[Image region annotations]
+ + +
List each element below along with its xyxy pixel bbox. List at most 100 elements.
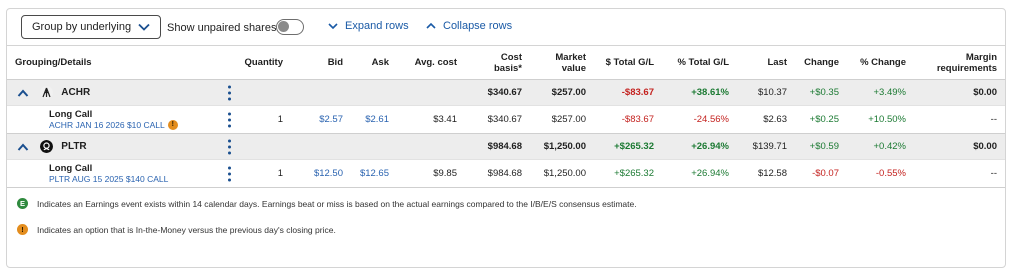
col-bid[interactable]: Bid	[291, 45, 351, 80]
detail-total-gl-dollar: -$83.67	[594, 105, 662, 134]
group-by-select-value: Group by underlying	[32, 21, 132, 33]
chevron-down-icon	[138, 23, 150, 31]
group-avg-cost	[397, 79, 465, 106]
col-cost-basis[interactable]: Cost basis*	[465, 45, 530, 80]
option-description-link[interactable]: PLTR AUG 15 2025 $140 CALL	[49, 174, 168, 185]
option-description-link[interactable]: ACHR JAN 16 2026 $10 CALL	[49, 120, 165, 131]
detail-avg-cost: $9.85	[397, 159, 465, 188]
group-market-value: $257.00	[530, 79, 594, 106]
col-total-gl-dollar[interactable]: $ Total G/L	[594, 45, 662, 80]
group-total-gl-pct: +38.61%	[662, 79, 737, 106]
col-pct-change[interactable]: % Change	[847, 45, 914, 80]
col-market-value[interactable]: Market value	[530, 45, 594, 80]
detail-bid[interactable]: $2.57	[291, 105, 351, 134]
group-row-pltr[interactable]: PLTR $984.68 $1,250.00 +$265.32 +26.94% …	[7, 133, 1005, 160]
position-type: Long Call	[49, 108, 93, 120]
positions-table: Grouping/Details Quantity Bid Ask Avg. c…	[7, 45, 1005, 188]
more-options-icon[interactable]	[225, 85, 233, 100]
detail-cost-basis: $984.68	[465, 159, 530, 188]
expand-rows-label: Expand rows	[345, 20, 409, 32]
archer-logo-icon	[39, 86, 53, 99]
detail-quantity: 1	[235, 159, 291, 188]
table-header-row: Grouping/Details Quantity Bid Ask Avg. c…	[7, 45, 1005, 80]
group-pct-change: +0.42%	[847, 133, 914, 160]
group-last: $139.71	[737, 133, 795, 160]
chevron-down-icon	[328, 23, 338, 30]
detail-last: $2.63	[737, 105, 795, 134]
toggle-knob	[278, 21, 289, 32]
detail-total-gl-pct: +26.94%	[662, 159, 737, 188]
legend-in-the-money: ! Indicates an option that is In-the-Mon…	[17, 224, 336, 235]
palantir-logo-icon	[39, 140, 53, 153]
earnings-badge-icon: E	[17, 198, 28, 209]
detail-total-gl-pct: -24.56%	[662, 105, 737, 134]
collapse-caret-icon[interactable]	[17, 142, 29, 152]
detail-cost-basis: $340.67	[465, 105, 530, 134]
collapse-rows-button[interactable]: Collapse rows	[425, 20, 512, 32]
detail-pct-change: +10.50%	[847, 105, 914, 134]
group-ask	[351, 79, 397, 106]
detail-bid[interactable]: $12.50	[291, 159, 351, 188]
detail-avg-cost: $3.41	[397, 105, 465, 134]
group-cell: ACHR	[7, 79, 235, 106]
group-total-gl-pct: +26.94%	[662, 133, 737, 160]
group-avg-cost	[397, 133, 465, 160]
detail-change: -$0.07	[795, 159, 847, 188]
group-cell: PLTR	[7, 133, 235, 160]
col-quantity[interactable]: Quantity	[235, 45, 291, 80]
group-pct-change: +3.49%	[847, 79, 914, 106]
group-total-gl-dollar: +$265.32	[594, 133, 662, 160]
group-last: $10.37	[737, 79, 795, 106]
detail-change: +$0.25	[795, 105, 847, 134]
col-total-gl-pct[interactable]: % Total G/L	[662, 45, 737, 80]
detail-row-pltr[interactable]: Long Call PLTR AUG 15 2025 $140 CALL 1 $…	[7, 159, 1005, 188]
detail-ask[interactable]: $12.65	[351, 159, 397, 188]
show-unpaired-toggle[interactable]	[276, 19, 304, 35]
col-change[interactable]: Change	[795, 45, 847, 80]
col-grouping[interactable]: Grouping/Details	[7, 45, 235, 80]
detail-last: $12.58	[737, 159, 795, 188]
group-cost-basis: $340.67	[465, 79, 530, 106]
detail-cell: Long Call ACHR JAN 16 2026 $10 CALL!	[7, 105, 235, 134]
legend-text: Indicates an Earnings event exists withi…	[37, 198, 637, 209]
col-margin[interactable]: Margin requirements	[914, 45, 1005, 80]
col-ask[interactable]: Ask	[351, 45, 397, 80]
col-last[interactable]: Last	[737, 45, 795, 80]
in-the-money-badge-icon: !	[17, 224, 28, 235]
more-options-icon[interactable]	[225, 139, 233, 154]
group-quantity	[235, 133, 291, 160]
detail-pct-change: -0.55%	[847, 159, 914, 188]
detail-margin: --	[914, 105, 1005, 134]
detail-ask[interactable]: $2.61	[351, 105, 397, 134]
more-options-icon[interactable]	[225, 112, 233, 127]
detail-margin: --	[914, 159, 1005, 188]
more-options-icon[interactable]	[225, 166, 233, 181]
detail-total-gl-dollar: +$265.32	[594, 159, 662, 188]
show-unpaired-label: Show unpaired shares	[167, 22, 277, 34]
col-avg-cost[interactable]: Avg. cost	[397, 45, 465, 80]
group-total-gl-dollar: -$83.67	[594, 79, 662, 106]
legend-text: Indicates an option that is In-the-Money…	[37, 224, 336, 235]
group-by-select[interactable]: Group by underlying	[21, 15, 161, 39]
collapse-caret-icon[interactable]	[17, 88, 29, 98]
detail-quantity: 1	[235, 105, 291, 134]
group-market-value: $1,250.00	[530, 133, 594, 160]
expand-rows-button[interactable]: Expand rows	[327, 20, 409, 32]
group-bid	[291, 79, 351, 106]
group-quantity	[235, 79, 291, 106]
detail-market-value: $1,250.00	[530, 159, 594, 188]
legend-earnings: E Indicates an Earnings event exists wit…	[17, 198, 637, 209]
detail-market-value: $257.00	[530, 105, 594, 134]
group-symbol: ACHR	[61, 87, 91, 98]
in-the-money-badge-icon: !	[167, 119, 178, 130]
group-change: +$0.35	[795, 79, 847, 106]
group-cost-basis: $984.68	[465, 133, 530, 160]
group-change: +$0.59	[795, 133, 847, 160]
group-ask	[351, 133, 397, 160]
collapse-rows-label: Collapse rows	[443, 20, 513, 32]
chevron-up-icon	[426, 22, 436, 29]
group-margin: $0.00	[914, 79, 1005, 106]
group-row-achr[interactable]: ACHR $340.67 $257.00 -$83.67 +38.61% $10…	[7, 79, 1005, 106]
detail-cell: Long Call PLTR AUG 15 2025 $140 CALL	[7, 159, 235, 188]
detail-row-achr[interactable]: Long Call ACHR JAN 16 2026 $10 CALL! 1 $…	[7, 105, 1005, 134]
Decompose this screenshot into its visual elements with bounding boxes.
+ + +
** CHALLENGE **
Update everything from the row containing "45, 351, 80]" down to the row containing "159, 465, 188]", replacing "option-description-link" with "contract-description-link" and keeping all else the same. Give back only those rows.

** COMPLETE RESPONSE **
col-bid[interactable]: Bid	[291, 45, 351, 80]
detail-total-gl-dollar: -$83.67	[594, 105, 662, 134]
group-by-select-value: Group by underlying	[32, 21, 132, 33]
chevron-down-icon	[138, 23, 150, 31]
group-avg-cost	[397, 79, 465, 106]
col-cost-basis[interactable]: Cost basis*	[465, 45, 530, 80]
contract-description-link[interactable]: PLTR AUG 15 2025 $140 CALL	[49, 174, 168, 185]
contract-description-link[interactable]: ACHR JAN 16 2026 $10 CALL	[49, 120, 165, 131]
detail-avg-cost: $9.85	[397, 159, 465, 188]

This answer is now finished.